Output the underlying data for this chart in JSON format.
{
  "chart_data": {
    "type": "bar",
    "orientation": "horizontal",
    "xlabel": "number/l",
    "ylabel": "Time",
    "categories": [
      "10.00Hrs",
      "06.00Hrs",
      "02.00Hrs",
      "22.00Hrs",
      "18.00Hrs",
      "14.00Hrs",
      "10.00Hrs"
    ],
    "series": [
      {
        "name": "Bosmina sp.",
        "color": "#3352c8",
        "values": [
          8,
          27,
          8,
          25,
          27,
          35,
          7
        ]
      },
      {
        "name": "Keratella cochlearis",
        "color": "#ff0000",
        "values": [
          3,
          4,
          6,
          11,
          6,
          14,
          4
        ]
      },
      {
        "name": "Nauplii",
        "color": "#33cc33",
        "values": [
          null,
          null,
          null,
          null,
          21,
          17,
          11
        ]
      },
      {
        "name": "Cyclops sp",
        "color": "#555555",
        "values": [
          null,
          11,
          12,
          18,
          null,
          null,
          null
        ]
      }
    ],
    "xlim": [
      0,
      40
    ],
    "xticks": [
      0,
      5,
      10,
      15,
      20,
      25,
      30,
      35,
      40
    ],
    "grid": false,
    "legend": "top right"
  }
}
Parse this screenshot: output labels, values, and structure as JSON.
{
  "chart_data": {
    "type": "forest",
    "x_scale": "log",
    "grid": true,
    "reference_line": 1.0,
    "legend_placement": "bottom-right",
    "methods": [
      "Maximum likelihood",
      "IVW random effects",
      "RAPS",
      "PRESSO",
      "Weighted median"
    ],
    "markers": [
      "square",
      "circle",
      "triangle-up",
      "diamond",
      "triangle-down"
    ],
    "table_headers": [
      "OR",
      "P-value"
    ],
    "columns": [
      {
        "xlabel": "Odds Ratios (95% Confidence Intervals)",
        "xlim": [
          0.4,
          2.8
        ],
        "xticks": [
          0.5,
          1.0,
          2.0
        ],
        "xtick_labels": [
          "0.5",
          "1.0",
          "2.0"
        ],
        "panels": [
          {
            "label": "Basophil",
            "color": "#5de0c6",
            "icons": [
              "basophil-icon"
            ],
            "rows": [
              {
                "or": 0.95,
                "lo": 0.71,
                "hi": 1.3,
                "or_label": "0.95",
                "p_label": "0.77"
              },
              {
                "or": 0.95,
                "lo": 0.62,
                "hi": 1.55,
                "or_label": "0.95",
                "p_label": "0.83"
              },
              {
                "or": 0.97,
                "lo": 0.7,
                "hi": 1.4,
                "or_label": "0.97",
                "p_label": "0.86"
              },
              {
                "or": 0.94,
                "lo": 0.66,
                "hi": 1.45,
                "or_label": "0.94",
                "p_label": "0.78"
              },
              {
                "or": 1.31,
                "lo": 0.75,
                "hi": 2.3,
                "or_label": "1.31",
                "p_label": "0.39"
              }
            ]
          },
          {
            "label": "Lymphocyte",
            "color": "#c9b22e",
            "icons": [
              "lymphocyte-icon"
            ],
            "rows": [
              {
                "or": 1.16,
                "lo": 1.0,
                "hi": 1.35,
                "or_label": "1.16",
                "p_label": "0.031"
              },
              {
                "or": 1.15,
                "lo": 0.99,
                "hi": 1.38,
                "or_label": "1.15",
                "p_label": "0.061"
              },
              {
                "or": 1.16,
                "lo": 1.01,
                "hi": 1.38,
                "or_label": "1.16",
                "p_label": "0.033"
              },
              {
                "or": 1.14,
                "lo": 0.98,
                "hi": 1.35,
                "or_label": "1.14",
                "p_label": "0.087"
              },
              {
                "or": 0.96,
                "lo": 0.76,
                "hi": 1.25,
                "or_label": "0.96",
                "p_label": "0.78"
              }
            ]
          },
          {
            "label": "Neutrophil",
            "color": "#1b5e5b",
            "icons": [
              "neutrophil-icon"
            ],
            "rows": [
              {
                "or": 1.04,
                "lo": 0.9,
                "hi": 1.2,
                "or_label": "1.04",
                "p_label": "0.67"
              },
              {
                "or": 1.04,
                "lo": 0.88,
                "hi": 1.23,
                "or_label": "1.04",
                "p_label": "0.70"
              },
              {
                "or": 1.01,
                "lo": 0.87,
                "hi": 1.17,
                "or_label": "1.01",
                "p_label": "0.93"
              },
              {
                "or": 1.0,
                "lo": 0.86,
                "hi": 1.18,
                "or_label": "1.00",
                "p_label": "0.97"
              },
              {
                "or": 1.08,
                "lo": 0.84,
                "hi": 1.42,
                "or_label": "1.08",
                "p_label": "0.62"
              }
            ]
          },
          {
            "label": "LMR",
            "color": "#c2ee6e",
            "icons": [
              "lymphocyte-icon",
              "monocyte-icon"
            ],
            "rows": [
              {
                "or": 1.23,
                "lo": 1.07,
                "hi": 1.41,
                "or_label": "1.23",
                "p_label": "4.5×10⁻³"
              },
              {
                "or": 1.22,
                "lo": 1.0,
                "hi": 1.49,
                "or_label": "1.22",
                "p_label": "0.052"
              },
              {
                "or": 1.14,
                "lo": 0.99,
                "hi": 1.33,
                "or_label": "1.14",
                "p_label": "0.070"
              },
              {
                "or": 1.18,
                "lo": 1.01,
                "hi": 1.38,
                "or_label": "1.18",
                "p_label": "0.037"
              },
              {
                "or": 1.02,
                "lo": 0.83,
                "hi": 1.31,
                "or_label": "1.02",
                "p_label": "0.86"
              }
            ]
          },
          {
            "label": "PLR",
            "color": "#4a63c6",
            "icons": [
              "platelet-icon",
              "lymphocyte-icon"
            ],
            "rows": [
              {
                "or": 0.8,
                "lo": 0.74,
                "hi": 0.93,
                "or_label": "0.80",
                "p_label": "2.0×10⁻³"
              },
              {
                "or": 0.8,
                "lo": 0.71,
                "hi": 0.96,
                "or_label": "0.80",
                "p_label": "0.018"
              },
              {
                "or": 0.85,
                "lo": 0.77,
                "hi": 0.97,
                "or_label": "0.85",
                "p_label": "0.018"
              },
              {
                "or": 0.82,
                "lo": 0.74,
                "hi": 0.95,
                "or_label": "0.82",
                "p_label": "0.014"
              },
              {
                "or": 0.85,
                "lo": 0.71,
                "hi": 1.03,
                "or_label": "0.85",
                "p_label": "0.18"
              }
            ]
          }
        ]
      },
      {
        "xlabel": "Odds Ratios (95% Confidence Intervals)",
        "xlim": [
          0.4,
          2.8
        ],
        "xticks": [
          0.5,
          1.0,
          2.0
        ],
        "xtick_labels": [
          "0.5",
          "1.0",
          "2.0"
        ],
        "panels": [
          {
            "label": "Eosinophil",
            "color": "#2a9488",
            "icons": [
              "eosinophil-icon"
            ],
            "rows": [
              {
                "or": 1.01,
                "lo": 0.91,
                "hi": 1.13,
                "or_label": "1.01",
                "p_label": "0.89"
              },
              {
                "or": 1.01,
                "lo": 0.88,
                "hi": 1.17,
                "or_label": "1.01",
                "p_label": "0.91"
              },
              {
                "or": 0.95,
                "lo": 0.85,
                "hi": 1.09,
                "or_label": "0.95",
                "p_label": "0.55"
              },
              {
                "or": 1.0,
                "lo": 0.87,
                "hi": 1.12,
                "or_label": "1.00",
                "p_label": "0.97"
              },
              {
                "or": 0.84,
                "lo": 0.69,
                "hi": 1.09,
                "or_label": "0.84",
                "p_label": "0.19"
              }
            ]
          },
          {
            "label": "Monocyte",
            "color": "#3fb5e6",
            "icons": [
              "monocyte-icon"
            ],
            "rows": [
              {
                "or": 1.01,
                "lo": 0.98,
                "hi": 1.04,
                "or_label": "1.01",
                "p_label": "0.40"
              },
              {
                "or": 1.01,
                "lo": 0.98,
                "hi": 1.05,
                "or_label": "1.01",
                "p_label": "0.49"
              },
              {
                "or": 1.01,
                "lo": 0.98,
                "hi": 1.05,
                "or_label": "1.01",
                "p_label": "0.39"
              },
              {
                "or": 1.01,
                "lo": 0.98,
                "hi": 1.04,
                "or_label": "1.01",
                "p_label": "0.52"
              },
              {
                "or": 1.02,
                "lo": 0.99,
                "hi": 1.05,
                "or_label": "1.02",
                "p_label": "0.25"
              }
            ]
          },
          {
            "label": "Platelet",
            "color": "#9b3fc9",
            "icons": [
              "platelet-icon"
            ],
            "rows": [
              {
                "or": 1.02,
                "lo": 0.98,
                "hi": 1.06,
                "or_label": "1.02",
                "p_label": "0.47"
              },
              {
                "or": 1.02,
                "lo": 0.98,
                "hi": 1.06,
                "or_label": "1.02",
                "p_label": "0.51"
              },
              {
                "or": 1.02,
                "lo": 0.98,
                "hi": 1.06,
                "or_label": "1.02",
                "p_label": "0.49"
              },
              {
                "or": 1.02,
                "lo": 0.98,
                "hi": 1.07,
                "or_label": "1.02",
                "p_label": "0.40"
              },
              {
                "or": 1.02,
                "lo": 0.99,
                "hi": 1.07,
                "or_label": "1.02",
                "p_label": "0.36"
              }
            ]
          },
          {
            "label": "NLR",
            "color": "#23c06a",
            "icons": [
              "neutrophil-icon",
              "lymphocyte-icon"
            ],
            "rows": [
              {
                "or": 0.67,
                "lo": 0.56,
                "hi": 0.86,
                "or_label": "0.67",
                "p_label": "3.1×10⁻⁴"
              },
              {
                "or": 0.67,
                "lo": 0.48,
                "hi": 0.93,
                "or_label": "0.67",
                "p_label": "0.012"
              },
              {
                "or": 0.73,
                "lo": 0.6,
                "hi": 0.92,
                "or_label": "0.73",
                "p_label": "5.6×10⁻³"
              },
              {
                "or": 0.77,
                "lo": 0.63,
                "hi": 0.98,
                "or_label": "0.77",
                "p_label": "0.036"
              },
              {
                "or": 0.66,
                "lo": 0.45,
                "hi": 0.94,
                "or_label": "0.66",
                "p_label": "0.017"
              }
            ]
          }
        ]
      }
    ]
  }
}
———
TASK TO CARRY OUT:
Locate the word "this" in the records above, and return each line that has it.

PROBLEM SOLUTION:
Output the underlying data for this chart in JSON format.
Parse this screenshot: output labels, values, and structure as JSON.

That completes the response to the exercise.